In all of the records, replace every "bookmark-item" with "bookmark-link" and leave everything else unchanged.

__________________________________________________

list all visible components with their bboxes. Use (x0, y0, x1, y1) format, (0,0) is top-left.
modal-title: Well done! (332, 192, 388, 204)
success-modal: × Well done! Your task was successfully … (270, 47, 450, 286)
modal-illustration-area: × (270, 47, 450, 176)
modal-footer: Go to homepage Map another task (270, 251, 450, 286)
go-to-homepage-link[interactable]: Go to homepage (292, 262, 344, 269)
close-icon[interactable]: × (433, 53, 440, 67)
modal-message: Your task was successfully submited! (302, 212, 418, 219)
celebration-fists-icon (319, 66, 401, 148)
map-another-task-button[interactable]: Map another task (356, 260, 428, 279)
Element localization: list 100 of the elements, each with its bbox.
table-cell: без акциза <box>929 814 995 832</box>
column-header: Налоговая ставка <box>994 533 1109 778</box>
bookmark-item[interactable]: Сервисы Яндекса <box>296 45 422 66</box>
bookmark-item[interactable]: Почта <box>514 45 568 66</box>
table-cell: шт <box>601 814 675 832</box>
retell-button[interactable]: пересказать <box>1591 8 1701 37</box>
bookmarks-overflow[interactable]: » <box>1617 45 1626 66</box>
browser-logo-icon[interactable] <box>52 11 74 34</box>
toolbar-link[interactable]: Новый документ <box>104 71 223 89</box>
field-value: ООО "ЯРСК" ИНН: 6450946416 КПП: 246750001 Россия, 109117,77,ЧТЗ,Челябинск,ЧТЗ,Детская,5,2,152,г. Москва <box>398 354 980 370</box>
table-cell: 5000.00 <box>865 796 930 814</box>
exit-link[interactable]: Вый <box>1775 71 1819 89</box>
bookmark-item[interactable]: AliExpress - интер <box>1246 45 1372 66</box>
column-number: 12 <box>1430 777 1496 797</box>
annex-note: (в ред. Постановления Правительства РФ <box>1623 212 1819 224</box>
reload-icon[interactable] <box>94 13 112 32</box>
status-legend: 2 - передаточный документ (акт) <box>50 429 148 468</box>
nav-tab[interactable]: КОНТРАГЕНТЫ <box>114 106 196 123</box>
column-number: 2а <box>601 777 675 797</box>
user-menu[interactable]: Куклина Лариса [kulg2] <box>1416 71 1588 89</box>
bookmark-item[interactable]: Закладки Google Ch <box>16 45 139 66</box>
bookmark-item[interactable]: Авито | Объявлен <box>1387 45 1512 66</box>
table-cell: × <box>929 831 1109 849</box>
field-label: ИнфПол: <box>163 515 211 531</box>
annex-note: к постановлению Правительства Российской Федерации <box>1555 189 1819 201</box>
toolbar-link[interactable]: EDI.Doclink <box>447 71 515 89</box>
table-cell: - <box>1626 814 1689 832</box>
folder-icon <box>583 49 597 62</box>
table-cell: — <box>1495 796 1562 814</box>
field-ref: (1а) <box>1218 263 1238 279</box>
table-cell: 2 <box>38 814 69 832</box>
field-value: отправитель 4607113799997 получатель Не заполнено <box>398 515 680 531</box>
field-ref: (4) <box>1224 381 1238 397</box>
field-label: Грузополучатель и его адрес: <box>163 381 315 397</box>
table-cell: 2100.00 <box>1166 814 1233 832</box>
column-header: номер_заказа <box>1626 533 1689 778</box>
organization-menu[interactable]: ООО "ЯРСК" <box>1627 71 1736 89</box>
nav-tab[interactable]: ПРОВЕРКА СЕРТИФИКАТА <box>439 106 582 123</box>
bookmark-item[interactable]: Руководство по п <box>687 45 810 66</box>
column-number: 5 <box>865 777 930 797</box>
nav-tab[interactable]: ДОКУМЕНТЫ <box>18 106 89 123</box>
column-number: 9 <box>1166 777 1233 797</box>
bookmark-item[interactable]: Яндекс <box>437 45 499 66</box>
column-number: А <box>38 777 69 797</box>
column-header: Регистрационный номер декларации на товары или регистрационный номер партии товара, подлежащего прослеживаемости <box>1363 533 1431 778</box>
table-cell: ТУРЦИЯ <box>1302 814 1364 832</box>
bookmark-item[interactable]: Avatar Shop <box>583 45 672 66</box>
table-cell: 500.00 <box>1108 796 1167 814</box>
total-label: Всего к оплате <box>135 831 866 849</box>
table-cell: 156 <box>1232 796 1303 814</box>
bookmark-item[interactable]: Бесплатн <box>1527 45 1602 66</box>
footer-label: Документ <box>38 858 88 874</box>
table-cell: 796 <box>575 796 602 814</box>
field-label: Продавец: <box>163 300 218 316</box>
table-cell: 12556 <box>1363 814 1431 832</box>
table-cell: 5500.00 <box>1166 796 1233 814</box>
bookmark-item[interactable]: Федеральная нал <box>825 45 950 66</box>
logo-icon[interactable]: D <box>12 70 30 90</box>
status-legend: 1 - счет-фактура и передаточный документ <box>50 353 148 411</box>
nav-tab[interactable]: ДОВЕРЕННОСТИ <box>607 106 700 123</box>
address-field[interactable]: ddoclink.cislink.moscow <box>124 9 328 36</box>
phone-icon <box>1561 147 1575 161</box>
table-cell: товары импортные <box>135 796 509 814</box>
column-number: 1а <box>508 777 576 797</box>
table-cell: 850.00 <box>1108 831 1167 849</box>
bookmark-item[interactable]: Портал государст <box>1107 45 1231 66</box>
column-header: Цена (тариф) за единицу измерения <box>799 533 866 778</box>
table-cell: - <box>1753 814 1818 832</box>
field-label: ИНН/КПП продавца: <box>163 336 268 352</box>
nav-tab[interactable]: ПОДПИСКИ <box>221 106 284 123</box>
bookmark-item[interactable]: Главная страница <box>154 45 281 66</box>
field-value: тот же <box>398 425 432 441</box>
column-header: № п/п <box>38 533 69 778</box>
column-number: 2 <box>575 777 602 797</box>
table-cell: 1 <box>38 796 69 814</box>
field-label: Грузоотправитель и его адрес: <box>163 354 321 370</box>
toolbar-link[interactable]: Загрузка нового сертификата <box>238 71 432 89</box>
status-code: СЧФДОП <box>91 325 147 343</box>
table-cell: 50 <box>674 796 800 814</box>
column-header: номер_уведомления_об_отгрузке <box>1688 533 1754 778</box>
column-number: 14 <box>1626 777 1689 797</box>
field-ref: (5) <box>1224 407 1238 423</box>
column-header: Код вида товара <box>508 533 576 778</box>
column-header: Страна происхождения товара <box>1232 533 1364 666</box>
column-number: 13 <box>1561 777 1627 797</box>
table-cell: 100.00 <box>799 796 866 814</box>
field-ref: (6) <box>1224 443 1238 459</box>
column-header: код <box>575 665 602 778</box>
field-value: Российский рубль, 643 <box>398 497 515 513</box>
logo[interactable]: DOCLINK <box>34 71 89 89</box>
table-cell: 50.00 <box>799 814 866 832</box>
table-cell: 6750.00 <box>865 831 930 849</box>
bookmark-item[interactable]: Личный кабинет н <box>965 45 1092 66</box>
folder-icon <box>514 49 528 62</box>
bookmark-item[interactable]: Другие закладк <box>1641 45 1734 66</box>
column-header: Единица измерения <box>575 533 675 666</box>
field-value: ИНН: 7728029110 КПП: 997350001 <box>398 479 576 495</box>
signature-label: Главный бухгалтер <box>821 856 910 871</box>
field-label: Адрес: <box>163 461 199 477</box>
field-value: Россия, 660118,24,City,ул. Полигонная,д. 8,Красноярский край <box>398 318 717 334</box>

__________________________________________________

_Solution below_
list all visible components with their bboxes. Use (x0, y0, x1, y1) format, (0,0) is top-left.
modal-title: Well done! (332, 192, 388, 204)
success-modal: × Well done! Your task was successfully … (270, 47, 450, 286)
modal-illustration-area: × (270, 47, 450, 176)
modal-footer: Go to homepage Map another task (270, 251, 450, 286)
go-to-homepage-link[interactable]: Go to homepage (292, 262, 344, 269)
close-icon[interactable]: × (433, 53, 440, 67)
modal-message: Your task was successfully submited! (302, 212, 418, 219)
celebration-fists-icon (319, 66, 401, 148)
map-another-task-button[interactable]: Map another task (356, 260, 428, 279)
Element localization: list 100 of the elements, each with its bbox.
table-cell: без акциза <box>929 814 995 832</box>
column-header: Налоговая ставка <box>994 533 1109 778</box>
bookmark-link[interactable]: Сервисы Яндекса <box>296 45 422 66</box>
bookmark-link[interactable]: Почта <box>514 45 568 66</box>
table-cell: шт <box>601 814 675 832</box>
retell-button[interactable]: пересказать <box>1591 8 1701 37</box>
bookmarks-overflow[interactable]: » <box>1617 45 1626 66</box>
browser-logo-icon[interactable] <box>52 11 74 34</box>
toolbar-link[interactable]: Новый документ <box>104 71 223 89</box>
field-value: ООО "ЯРСК" ИНН: 6450946416 КПП: 246750001 Россия, 109117,77,ЧТЗ,Челябинск,ЧТЗ,Детская,5,2,152,г. Москва <box>398 354 980 370</box>
table-cell: 5000.00 <box>865 796 930 814</box>
exit-link[interactable]: Вый <box>1775 71 1819 89</box>
bookmark-link[interactable]: AliExpress - интер <box>1246 45 1372 66</box>
column-number: 12 <box>1430 777 1496 797</box>
annex-note: (в ред. Постановления Правительства РФ <box>1623 212 1819 224</box>
reload-icon[interactable] <box>94 13 112 32</box>
status-legend: 2 - передаточный документ (акт) <box>50 429 148 468</box>
nav-tab[interactable]: КОНТРАГЕНТЫ <box>114 106 196 123</box>
column-number: 2а <box>601 777 675 797</box>
user-menu[interactable]: Куклина Лариса [kulg2] <box>1416 71 1588 89</box>
bookmark-link[interactable]: Закладки Google Ch <box>16 45 139 66</box>
bookmark-link[interactable]: Авито | Объявлен <box>1387 45 1512 66</box>
table-cell: × <box>929 831 1109 849</box>
field-label: ИнфПол: <box>163 515 211 531</box>
annex-note: к постановлению Правительства Российской Федерации <box>1555 189 1819 201</box>
toolbar-link[interactable]: EDI.Doclink <box>447 71 515 89</box>
table-cell: - <box>1626 814 1689 832</box>
folder-icon <box>583 49 597 62</box>
table-cell: — <box>1495 796 1562 814</box>
field-ref: (1а) <box>1218 263 1238 279</box>
table-cell: 2 <box>38 814 69 832</box>
field-value: отправитель 4607113799997 получатель Не заполнено <box>398 515 680 531</box>
field-ref: (4) <box>1224 381 1238 397</box>
field-label: Грузополучатель и его адрес: <box>163 381 315 397</box>
table-cell: 2100.00 <box>1166 814 1233 832</box>
column-header: номер_заказа <box>1626 533 1689 778</box>
organization-menu[interactable]: ООО "ЯРСК" <box>1627 71 1736 89</box>
nav-tab[interactable]: ПРОВЕРКА СЕРТИФИКАТА <box>439 106 582 123</box>
bookmark-link[interactable]: Руководство по п <box>687 45 810 66</box>
column-number: 5 <box>865 777 930 797</box>
nav-tab[interactable]: ДОКУМЕНТЫ <box>18 106 89 123</box>
column-number: 9 <box>1166 777 1233 797</box>
bookmark-link[interactable]: Яндекс <box>437 45 499 66</box>
column-number: А <box>38 777 69 797</box>
column-header: Регистрационный номер декларации на товары или регистрационный номер партии товара, подлежащего прослеживаемости <box>1363 533 1431 778</box>
table-cell: ТУРЦИЯ <box>1302 814 1364 832</box>
bookmark-link[interactable]: Avatar Shop <box>583 45 672 66</box>
table-cell: 500.00 <box>1108 796 1167 814</box>
total-label: Всего к оплате <box>135 831 866 849</box>
table-cell: 156 <box>1232 796 1303 814</box>
bookmark-link[interactable]: Бесплатн <box>1527 45 1602 66</box>
footer-label: Документ <box>38 858 88 874</box>
table-cell: 796 <box>575 796 602 814</box>
field-label: Продавец: <box>163 300 218 316</box>
table-cell: 12556 <box>1363 814 1431 832</box>
table-cell: 5500.00 <box>1166 796 1233 814</box>
bookmark-link[interactable]: Федеральная нал <box>825 45 950 66</box>
logo-icon[interactable]: D <box>12 70 30 90</box>
status-legend: 1 - счет-фактура и передаточный документ <box>50 353 148 411</box>
nav-tab[interactable]: ДОВЕРЕННОСТИ <box>607 106 700 123</box>
address-field[interactable]: ddoclink.cislink.moscow <box>124 9 328 36</box>
phone-icon <box>1561 147 1575 161</box>
table-cell: товары импортные <box>135 796 509 814</box>
column-number: 1а <box>508 777 576 797</box>
table-cell: 850.00 <box>1108 831 1167 849</box>
bookmark-link[interactable]: Портал государст <box>1107 45 1231 66</box>
column-header: Цена (тариф) за единицу измерения <box>799 533 866 778</box>
table-cell: - <box>1753 814 1818 832</box>
field-label: ИНН/КПП продавца: <box>163 336 268 352</box>
nav-tab[interactable]: ПОДПИСКИ <box>221 106 284 123</box>
bookmark-link[interactable]: Главная страница <box>154 45 281 66</box>
field-value: тот же <box>398 425 432 441</box>
column-header: № п/п <box>38 533 69 778</box>
column-number: 2 <box>575 777 602 797</box>
table-cell: 1 <box>38 796 69 814</box>
field-label: Грузоотправитель и его адрес: <box>163 354 321 370</box>
toolbar-link[interactable]: Загрузка нового сертификата <box>238 71 432 89</box>
status-code: СЧФДОП <box>91 325 147 343</box>
table-cell: 50 <box>674 796 800 814</box>
column-header: номер_уведомления_об_отгрузке <box>1688 533 1754 778</box>
column-number: 14 <box>1626 777 1689 797</box>
field-ref: (5) <box>1224 407 1238 423</box>
column-header: Код вида товара <box>508 533 576 778</box>
column-header: Страна происхождения товара <box>1232 533 1364 666</box>
column-number: 13 <box>1561 777 1627 797</box>
table-cell: 100.00 <box>799 796 866 814</box>
field-ref: (6) <box>1224 443 1238 459</box>
column-header: код <box>575 665 602 778</box>
field-value: Российский рубль, 643 <box>398 497 515 513</box>
logo[interactable]: DOCLINK <box>34 71 89 89</box>
table-cell: 50.00 <box>799 814 866 832</box>
table-cell: 6750.00 <box>865 831 930 849</box>
bookmark-link[interactable]: Личный кабинет н <box>965 45 1092 66</box>
folder-icon <box>514 49 528 62</box>
bookmark-link[interactable]: Другие закладк <box>1641 45 1734 66</box>
column-header: Единица измерения <box>575 533 675 666</box>
field-value: ИНН: 7728029110 КПП: 997350001 <box>398 479 576 495</box>
signature-label: Главный бухгалтер <box>821 856 910 871</box>
field-label: Адрес: <box>163 461 199 477</box>
field-value: Россия, 660118,24,City,ул. Полигонная,д. 8,Красноярский край <box>398 318 717 334</box>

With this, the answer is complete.